#### [YOUR OBJECTIVE]
Reproduce each of the lines word for word.

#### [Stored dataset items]
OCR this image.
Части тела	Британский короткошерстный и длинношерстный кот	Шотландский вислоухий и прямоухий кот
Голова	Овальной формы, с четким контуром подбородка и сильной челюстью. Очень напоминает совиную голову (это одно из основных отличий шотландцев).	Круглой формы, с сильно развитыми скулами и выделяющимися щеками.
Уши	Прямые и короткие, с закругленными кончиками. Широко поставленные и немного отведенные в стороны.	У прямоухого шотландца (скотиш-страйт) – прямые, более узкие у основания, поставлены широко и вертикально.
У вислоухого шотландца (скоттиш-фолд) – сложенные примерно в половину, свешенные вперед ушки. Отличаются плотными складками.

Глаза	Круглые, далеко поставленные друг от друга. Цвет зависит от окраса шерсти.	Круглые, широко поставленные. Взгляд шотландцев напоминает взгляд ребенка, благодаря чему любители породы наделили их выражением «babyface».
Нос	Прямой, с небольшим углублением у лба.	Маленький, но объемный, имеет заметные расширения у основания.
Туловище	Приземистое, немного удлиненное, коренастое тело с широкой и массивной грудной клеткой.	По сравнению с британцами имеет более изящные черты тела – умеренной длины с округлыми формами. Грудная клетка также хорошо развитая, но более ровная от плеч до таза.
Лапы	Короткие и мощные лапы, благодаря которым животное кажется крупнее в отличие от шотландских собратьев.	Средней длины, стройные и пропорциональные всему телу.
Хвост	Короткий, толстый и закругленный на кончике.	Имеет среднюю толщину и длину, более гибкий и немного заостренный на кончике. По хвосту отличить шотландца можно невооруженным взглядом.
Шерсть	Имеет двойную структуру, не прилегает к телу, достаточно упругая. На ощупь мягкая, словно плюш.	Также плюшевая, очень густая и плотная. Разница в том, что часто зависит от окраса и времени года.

#### [SOLVED PROBLEM]
OCR this image.
Части тела	Британский короткошерстный и длинношерстный кот	Шотландский вислоухий и прямоухий кот
Голова	Овальной формы, с четким контуром подбородка и сильной челюстью. Очень напоминает совиную голову (это одно из основных отличий шотландцев).	Круглой формы, с сильно развитыми скулами и выделяющимися щеками.
Уши	Прямые и короткие, с закругленными кончиками. Широко поставленные и немного отведенные в стороны.	У прямоухого шотландца (скотиш-страйт) – прямые, более узкие у основания, поставлены широко и вертикально.
У вислоухого шотландца (скоттиш-фолд) – сложенные примерно в половину, свешенные вперед ушки. Отличаются плотными складками.

Глаза	Круглые, далеко поставленные друг от друга. Цвет зависит от окраса шерсти.	Круглые, широко поставленные. Взгляд шотландцев напоминает взгляд ребенка, благодаря чему любители породы наделили их выражением «babyface».
Нос	Прямой, с небольшим углублением у лба.	Маленький, но объемный, имеет заметные расширения у основания.
Туловище	Приземистое, немного удлиненное, коренастое тело с широкой и массивной грудной клеткой.	По сравнению с британцами имеет более изящные черты тела – умеренной длины с округлыми формами. Грудная клетка также хорошо развитая, но более ровная от плеч до таза.
Лапы	Короткие и мощные лапы, благодаря которым животное кажется крупнее в отличие от шотландских собратьев.	Средней длины, стройные и пропорциональные всему телу.
Хвост	Короткий, толстый и закругленный на кончике.	Имеет среднюю толщину и длину, более гибкий и немного заостренный на кончике. По хвосту отличить шотландца можно невооруженным взглядом.
Шерсть	Имеет двойную структуру, не прилегает к телу, достаточно упругая. На ощупь мягкая, словно плюш.	Также плюшевая, очень густая и плотная. Разница в том, что часто зависит от окраса и времени года.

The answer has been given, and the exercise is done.